Start Listed entries
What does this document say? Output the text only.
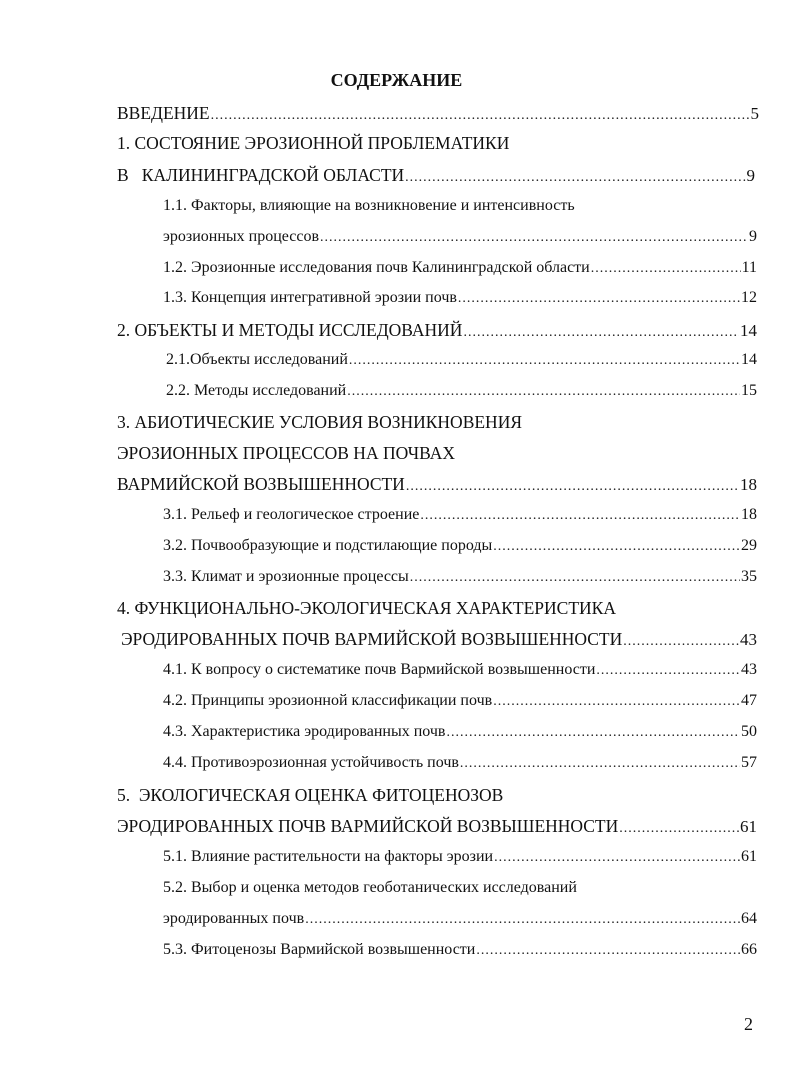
СОДЕРЖАНИЕ
ВВЕДЕНИЕ .....	5
1. СОСТОЯНИЕ ЭРОЗИОННОЙ ПРОБЛЕМАТИКИ
В   КАЛИНИНГРАДСКОЙ ОБЛАСТИ .....	9
1.1. Факторы, влияющие на возникновение и интенсивность
эрозионных процессов .....	9
1.2. Эрозионные исследования почв Калининградской области .....	11
1.3. Концепция интегративной эрозии почв .....	12
2. ОБЪЕКТЫ И МЕТОДЫ ИССЛЕДОВАНИЙ .....	14
2.1.Объекты исследований .....	14
2.2. Методы исследований .....	15
3. АБИОТИЧЕСКИЕ УСЛОВИЯ ВОЗНИКНОВЕНИЯ
ЭРОЗИОННЫХ ПРОЦЕССОВ НА ПОЧВАХ
ВАРМИЙСКОЙ ВОЗВЫШЕННОСТИ .....	18
3.1. Рельеф и геологическое строение .....	18
3.2. Почвообразующие и подстилающие породы .....	29
3.3. Климат и эрозионные процессы .....	35
4. ФУНКЦИОНАЛЬНО-ЭКОЛОГИЧЕСКАЯ ХАРАКТЕРИСТИКА
ЭРОДИРОВАННЫХ ПОЧВ ВАРМИЙСКОЙ ВОЗВЫШЕННОСТИ .....	43
4.1. К вопросу о систематике почв Вармийской возвышенности .....	43
4.2. Принципы эрозионной классификации почв .....	47
4.3. Характеристика эродированных почв .....	50
4.4. Противоэрозионная устойчивость почв .....	57
5.  ЭКОЛОГИЧЕСКАЯ ОЦЕНКА ФИТОЦЕНОЗОВ
ЭРОДИРОВАННЫХ ПОЧВ ВАРМИЙСКОЙ ВОЗВЫШЕННОСТИ .....	61
5.1. Влияние растительности на факторы эрозии .....	61
5.2. Выбор и оценка методов геоботанических исследований
эродированных почв .....	64
5.3. Фитоценозы Вармийской возвышенности .....	66
2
End Listed entries
Given problem ::
Reproduce all entries without any change, and omit the pictures.

Solution for this task ::
What does this document say? Output the text only.
СОДЕРЖАНИЕ
ВВЕДЕНИЕ .....	5
1. СОСТОЯНИЕ ЭРОЗИОННОЙ ПРОБЛЕМАТИКИ
В   КАЛИНИНГРАДСКОЙ ОБЛАСТИ .....	9
1.1. Факторы, влияющие на возникновение и интенсивность
эрозионных процессов .....	9
1.2. Эрозионные исследования почв Калининградской области .....	11
1.3. Концепция интегративной эрозии почв .....	12
2. ОБЪЕКТЫ И МЕТОДЫ ИССЛЕДОВАНИЙ .....	14
2.1.Объекты исследований .....	14
2.2. Методы исследований .....	15
3. АБИОТИЧЕСКИЕ УСЛОВИЯ ВОЗНИКНОВЕНИЯ
ЭРОЗИОННЫХ ПРОЦЕССОВ НА ПОЧВАХ
ВАРМИЙСКОЙ ВОЗВЫШЕННОСТИ .....	18
3.1. Рельеф и геологическое строение .....	18
3.2. Почвообразующие и подстилающие породы .....	29
3.3. Климат и эрозионные процессы .....	35
4. ФУНКЦИОНАЛЬНО-ЭКОЛОГИЧЕСКАЯ ХАРАКТЕРИСТИКА
ЭРОДИРОВАННЫХ ПОЧВ ВАРМИЙСКОЙ ВОЗВЫШЕННОСТИ .....	43
4.1. К вопросу о систематике почв Вармийской возвышенности .....	43
4.2. Принципы эрозионной классификации почв .....	47
4.3. Характеристика эродированных почв .....	50
4.4. Противоэрозионная устойчивость почв .....	57
5.  ЭКОЛОГИЧЕСКАЯ ОЦЕНКА ФИТОЦЕНОЗОВ
ЭРОДИРОВАННЫХ ПОЧВ ВАРМИЙСКОЙ ВОЗВЫШЕННОСТИ .....	61
5.1. Влияние растительности на факторы эрозии .....	61
5.2. Выбор и оценка методов геоботанических исследований
эродированных почв .....	64
5.3. Фитоценозы Вармийской возвышенности .....	66
2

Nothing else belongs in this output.